▸ **WHAT IS NEEDED**: Repeat all entries exactly.

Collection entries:

☆ ☆ ☆

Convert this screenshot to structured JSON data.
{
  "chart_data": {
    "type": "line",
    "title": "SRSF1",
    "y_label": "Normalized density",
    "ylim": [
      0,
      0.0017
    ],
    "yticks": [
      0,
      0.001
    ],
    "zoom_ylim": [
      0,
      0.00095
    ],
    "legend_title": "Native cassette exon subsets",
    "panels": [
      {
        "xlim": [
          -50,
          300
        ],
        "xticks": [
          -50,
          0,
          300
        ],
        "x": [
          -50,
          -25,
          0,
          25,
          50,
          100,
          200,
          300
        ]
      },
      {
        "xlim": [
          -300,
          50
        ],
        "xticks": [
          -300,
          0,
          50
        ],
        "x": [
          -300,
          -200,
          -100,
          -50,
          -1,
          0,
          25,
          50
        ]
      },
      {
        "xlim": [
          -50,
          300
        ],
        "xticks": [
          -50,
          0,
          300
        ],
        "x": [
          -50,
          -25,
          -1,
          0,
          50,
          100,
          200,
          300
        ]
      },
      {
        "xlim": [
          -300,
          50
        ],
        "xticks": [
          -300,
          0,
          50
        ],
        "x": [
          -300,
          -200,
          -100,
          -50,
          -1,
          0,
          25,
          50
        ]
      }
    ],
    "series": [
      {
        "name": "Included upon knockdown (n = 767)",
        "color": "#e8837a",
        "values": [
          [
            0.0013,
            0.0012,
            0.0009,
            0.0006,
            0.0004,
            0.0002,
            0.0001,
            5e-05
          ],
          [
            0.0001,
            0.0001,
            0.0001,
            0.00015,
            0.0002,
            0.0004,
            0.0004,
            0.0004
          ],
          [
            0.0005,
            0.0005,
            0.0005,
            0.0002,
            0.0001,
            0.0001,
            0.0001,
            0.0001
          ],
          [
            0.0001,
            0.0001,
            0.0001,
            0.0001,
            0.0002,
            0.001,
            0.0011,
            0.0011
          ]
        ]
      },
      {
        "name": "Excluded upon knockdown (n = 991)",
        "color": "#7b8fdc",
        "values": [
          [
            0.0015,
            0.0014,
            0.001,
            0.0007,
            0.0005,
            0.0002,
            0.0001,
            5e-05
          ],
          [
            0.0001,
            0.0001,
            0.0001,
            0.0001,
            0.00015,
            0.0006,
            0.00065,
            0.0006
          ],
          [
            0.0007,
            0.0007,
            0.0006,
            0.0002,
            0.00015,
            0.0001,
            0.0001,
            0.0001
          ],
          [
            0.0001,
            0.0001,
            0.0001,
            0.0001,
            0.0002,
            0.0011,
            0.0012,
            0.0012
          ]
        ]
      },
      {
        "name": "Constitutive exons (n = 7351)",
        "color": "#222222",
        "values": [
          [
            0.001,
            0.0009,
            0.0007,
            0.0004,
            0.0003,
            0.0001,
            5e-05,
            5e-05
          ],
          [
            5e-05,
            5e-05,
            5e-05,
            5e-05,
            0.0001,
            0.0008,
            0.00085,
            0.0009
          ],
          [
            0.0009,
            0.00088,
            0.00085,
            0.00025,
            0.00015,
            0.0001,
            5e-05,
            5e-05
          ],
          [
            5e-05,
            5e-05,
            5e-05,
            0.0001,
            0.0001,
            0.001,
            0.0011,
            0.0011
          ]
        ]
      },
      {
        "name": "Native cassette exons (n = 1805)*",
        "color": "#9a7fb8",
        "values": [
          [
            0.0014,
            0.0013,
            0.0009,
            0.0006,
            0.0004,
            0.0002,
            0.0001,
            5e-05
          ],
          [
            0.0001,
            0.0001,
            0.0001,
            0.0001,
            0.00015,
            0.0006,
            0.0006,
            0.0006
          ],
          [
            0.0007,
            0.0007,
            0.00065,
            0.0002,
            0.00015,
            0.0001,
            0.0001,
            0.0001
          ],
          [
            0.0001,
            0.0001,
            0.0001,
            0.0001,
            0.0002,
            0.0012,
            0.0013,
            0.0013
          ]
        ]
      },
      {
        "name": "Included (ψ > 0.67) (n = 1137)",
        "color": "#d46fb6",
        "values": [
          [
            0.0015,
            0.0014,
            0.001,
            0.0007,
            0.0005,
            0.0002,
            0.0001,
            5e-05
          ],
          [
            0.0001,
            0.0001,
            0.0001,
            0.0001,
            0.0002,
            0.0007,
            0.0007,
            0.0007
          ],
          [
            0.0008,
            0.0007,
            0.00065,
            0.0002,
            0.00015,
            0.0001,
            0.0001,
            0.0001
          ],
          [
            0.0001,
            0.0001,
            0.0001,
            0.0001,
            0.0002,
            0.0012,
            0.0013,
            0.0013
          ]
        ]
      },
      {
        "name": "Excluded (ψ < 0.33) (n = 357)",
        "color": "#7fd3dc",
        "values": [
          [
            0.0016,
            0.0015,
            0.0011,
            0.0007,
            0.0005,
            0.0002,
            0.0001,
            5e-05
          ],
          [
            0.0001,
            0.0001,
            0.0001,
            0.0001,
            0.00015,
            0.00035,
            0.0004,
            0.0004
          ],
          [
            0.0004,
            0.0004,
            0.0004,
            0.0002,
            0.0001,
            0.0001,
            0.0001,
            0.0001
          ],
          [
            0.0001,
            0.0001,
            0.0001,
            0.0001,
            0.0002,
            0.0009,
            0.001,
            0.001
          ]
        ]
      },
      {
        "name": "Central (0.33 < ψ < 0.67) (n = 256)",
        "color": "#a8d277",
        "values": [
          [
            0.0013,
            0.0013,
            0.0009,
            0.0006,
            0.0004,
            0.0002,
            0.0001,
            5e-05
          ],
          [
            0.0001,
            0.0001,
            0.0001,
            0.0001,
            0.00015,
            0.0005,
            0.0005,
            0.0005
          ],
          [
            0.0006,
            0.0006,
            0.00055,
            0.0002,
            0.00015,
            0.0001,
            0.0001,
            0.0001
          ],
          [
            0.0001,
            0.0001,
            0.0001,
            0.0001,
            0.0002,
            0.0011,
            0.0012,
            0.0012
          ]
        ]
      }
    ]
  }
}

☆ ☆ ☆

▸ **WRITTEN RESPONSE**:
Convert this screenshot to structured JSON data.
{
  "chart_data": {
    "type": "line",
    "title": "SRSF1",
    "y_label": "Normalized density",
    "ylim": [
      0,
      0.0017
    ],
    "yticks": [
      0,
      0.001
    ],
    "zoom_ylim": [
      0,
      0.00095
    ],
    "legend_title": "Native cassette exon subsets",
    "panels": [
      {
        "xlim": [
          -50,
          300
        ],
        "xticks": [
          -50,
          0,
          300
        ],
        "x": [
          -50,
          -25,
          0,
          25,
          50,
          100,
          200,
          300
        ]
      },
      {
        "xlim": [
          -300,
          50
        ],
        "xticks": [
          -300,
          0,
          50
        ],
        "x": [
          -300,
          -200,
          -100,
          -50,
          -1,
          0,
          25,
          50
        ]
      },
      {
        "xlim": [
          -50,
          300
        ],
        "xticks": [
          -50,
          0,
          300
        ],
        "x": [
          -50,
          -25,
          -1,
          0,
          50,
          100,
          200,
          300
        ]
      },
      {
        "xlim": [
          -300,
          50
        ],
        "xticks": [
          -300,
          0,
          50
        ],
        "x": [
          -300,
          -200,
          -100,
          -50,
          -1,
          0,
          25,
          50
        ]
      }
    ],
    "series": [
      {
        "name": "Included upon knockdown (n = 767)",
        "color": "#e8837a",
        "values": [
          [
            0.0013,
            0.0012,
            0.0009,
            0.0006,
            0.0004,
            0.0002,
            0.0001,
            5e-05
          ],
          [
            0.0001,
            0.0001,
            0.0001,
            0.00015,
            0.0002,
            0.0004,
            0.0004,
            0.0004
          ],
          [
            0.0005,
            0.0005,
            0.0005,
            0.0002,
            0.0001,
            0.0001,
            0.0001,
            0.0001
          ],
          [
            0.0001,
            0.0001,
            0.0001,
            0.0001,
            0.0002,
            0.001,
            0.0011,
            0.0011
          ]
        ]
      },
      {
        "name": "Excluded upon knockdown (n = 991)",
        "color": "#7b8fdc",
        "values": [
          [
            0.0015,
            0.0014,
            0.001,
            0.0007,
            0.0005,
            0.0002,
            0.0001,
            5e-05
          ],
          [
            0.0001,
            0.0001,
            0.0001,
            0.0001,
            0.00015,
            0.0006,
            0.00065,
            0.0006
          ],
          [
            0.0007,
            0.0007,
            0.0006,
            0.0002,
            0.00015,
            0.0001,
            0.0001,
            0.0001
          ],
          [
            0.0001,
            0.0001,
            0.0001,
            0.0001,
            0.0002,
            0.0011,
            0.0012,
            0.0012
          ]
        ]
      },
      {
        "name": "Constitutive exons (n = 7351)",
        "color": "#222222",
        "values": [
          [
            0.001,
            0.0009,
            0.0007,
            0.0004,
            0.0003,
            0.0001,
            5e-05,
            5e-05
          ],
          [
            5e-05,
            5e-05,
            5e-05,
            5e-05,
            0.0001,
            0.0008,
            0.00085,
            0.0009
          ],
          [
            0.0009,
            0.00088,
            0.00085,
            0.00025,
            0.00015,
            0.0001,
            5e-05,
            5e-05
          ],
          [
            5e-05,
            5e-05,
            5e-05,
            0.0001,
            0.0001,
            0.001,
            0.0011,
            0.0011
          ]
        ]
      },
      {
        "name": "Native cassette exons (n = 1805)*",
        "color": "#9a7fb8",
        "values": [
          [
            0.0014,
            0.0013,
            0.0009,
            0.0006,
            0.0004,
            0.0002,
            0.0001,
            5e-05
          ],
          [
            0.0001,
            0.0001,
            0.0001,
            0.0001,
            0.00015,
            0.0006,
            0.0006,
            0.0006
          ],
          [
            0.0007,
            0.0007,
            0.00065,
            0.0002,
            0.00015,
            0.0001,
            0.0001,
            0.0001
          ],
          [
            0.0001,
            0.0001,
            0.0001,
            0.0001,
            0.0002,
            0.0012,
            0.0013,
            0.0013
          ]
        ]
      },
      {
        "name": "Included (ψ > 0.67) (n = 1137)",
        "color": "#d46fb6",
        "values": [
          [
            0.0015,
            0.0014,
            0.001,
            0.0007,
            0.0005,
            0.0002,
            0.0001,
            5e-05
          ],
          [
            0.0001,
            0.0001,
            0.0001,
            0.0001,
            0.0002,
            0.0007,
            0.0007,
            0.0007
          ],
          [
            0.0008,
            0.0007,
            0.00065,
            0.0002,
            0.00015,
            0.0001,
            0.0001,
            0.0001
          ],
          [
            0.0001,
            0.0001,
            0.0001,
            0.0001,
            0.0002,
            0.0012,
            0.0013,
            0.0013
          ]
        ]
      },
      {
        "name": "Excluded (ψ < 0.33) (n = 357)",
        "color": "#7fd3dc",
        "values": [
          [
            0.0016,
            0.0015,
            0.0011,
            0.0007,
            0.0005,
            0.0002,
            0.0001,
            5e-05
          ],
          [
            0.0001,
            0.0001,
            0.0001,
            0.0001,
            0.00015,
            0.00035,
            0.0004,
            0.0004
          ],
          [
            0.0004,
            0.0004,
            0.0004,
            0.0002,
            0.0001,
            0.0001,
            0.0001,
            0.0001
          ],
          [
            0.0001,
            0.0001,
            0.0001,
            0.0001,
            0.0002,
            0.0009,
            0.001,
            0.001
          ]
        ]
      },
      {
        "name": "Central (0.33 < ψ < 0.67) (n = 256)",
        "color": "#a8d277",
        "values": [
          [
            0.0013,
            0.0013,
            0.0009,
            0.0006,
            0.0004,
            0.0002,
            0.0001,
            5e-05
          ],
          [
            0.0001,
            0.0001,
            0.0001,
            0.0001,
            0.00015,
            0.0005,
            0.0005,
            0.0005
          ],
          [
            0.0006,
            0.0006,
            0.00055,
            0.0002,
            0.00015,
            0.0001,
            0.0001,
            0.0001
          ],
          [
            0.0001,
            0.0001,
            0.0001,
            0.0001,
            0.0002,
            0.0011,
            0.0012,
            0.0012
          ]
        ]
      }
    ]
  }
}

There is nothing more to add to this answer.